Dataset items
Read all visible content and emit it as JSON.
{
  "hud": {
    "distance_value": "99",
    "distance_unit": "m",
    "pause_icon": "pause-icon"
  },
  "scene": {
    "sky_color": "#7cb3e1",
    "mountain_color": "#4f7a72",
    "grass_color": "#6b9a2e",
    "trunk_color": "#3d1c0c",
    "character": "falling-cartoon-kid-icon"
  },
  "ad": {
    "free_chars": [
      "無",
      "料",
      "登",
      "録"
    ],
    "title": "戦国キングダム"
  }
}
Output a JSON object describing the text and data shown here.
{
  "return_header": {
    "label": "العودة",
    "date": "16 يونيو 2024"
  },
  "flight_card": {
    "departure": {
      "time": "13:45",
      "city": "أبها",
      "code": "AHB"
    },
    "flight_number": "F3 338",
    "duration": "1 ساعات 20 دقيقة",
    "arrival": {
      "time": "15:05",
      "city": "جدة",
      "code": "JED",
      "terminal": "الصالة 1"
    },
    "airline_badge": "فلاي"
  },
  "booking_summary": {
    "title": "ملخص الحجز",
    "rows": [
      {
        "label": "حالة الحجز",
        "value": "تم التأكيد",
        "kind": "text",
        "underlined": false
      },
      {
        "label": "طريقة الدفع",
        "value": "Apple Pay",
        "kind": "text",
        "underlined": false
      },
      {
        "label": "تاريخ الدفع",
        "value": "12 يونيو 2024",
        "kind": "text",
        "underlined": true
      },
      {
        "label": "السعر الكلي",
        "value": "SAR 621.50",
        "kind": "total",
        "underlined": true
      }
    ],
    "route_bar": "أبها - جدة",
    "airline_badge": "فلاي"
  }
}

# Given exercise
Set out the complete listing exactly as shown.

# Finished exercise
Read all visible content and emit it as JSON.
{
  "hud": {
    "distance_value": "99",
    "distance_unit": "m",
    "pause_icon": "pause-icon"
  },
  "scene": {
    "sky_color": "#7cb3e1",
    "mountain_color": "#4f7a72",
    "grass_color": "#6b9a2e",
    "trunk_color": "#3d1c0c",
    "character": "falling-cartoon-kid-icon"
  },
  "ad": {
    "free_chars": [
      "無",
      "料",
      "登",
      "録"
    ],
    "title": "戦国キングダム"
  }
}
Output a JSON object describing the text and data shown here.
{
  "return_header": {
    "label": "العودة",
    "date": "16 يونيو 2024"
  },
  "flight_card": {
    "departure": {
      "time": "13:45",
      "city": "أبها",
      "code": "AHB"
    },
    "flight_number": "F3 338",
    "duration": "1 ساعات 20 دقيقة",
    "arrival": {
      "time": "15:05",
      "city": "جدة",
      "code": "JED",
      "terminal": "الصالة 1"
    },
    "airline_badge": "فلاي"
  },
  "booking_summary": {
    "title": "ملخص الحجز",
    "rows": [
      {
        "label": "حالة الحجز",
        "value": "تم التأكيد",
        "kind": "text",
        "underlined": false
      },
      {
        "label": "طريقة الدفع",
        "value": "Apple Pay",
        "kind": "text",
        "underlined": false
      },
      {
        "label": "تاريخ الدفع",
        "value": "12 يونيو 2024",
        "kind": "text",
        "underlined": true
      },
      {
        "label": "السعر الكلي",
        "value": "SAR 621.50",
        "kind": "total",
        "underlined": true
      }
    ],
    "route_bar": "أبها - جدة",
    "airline_badge": "فلاي"
  }
}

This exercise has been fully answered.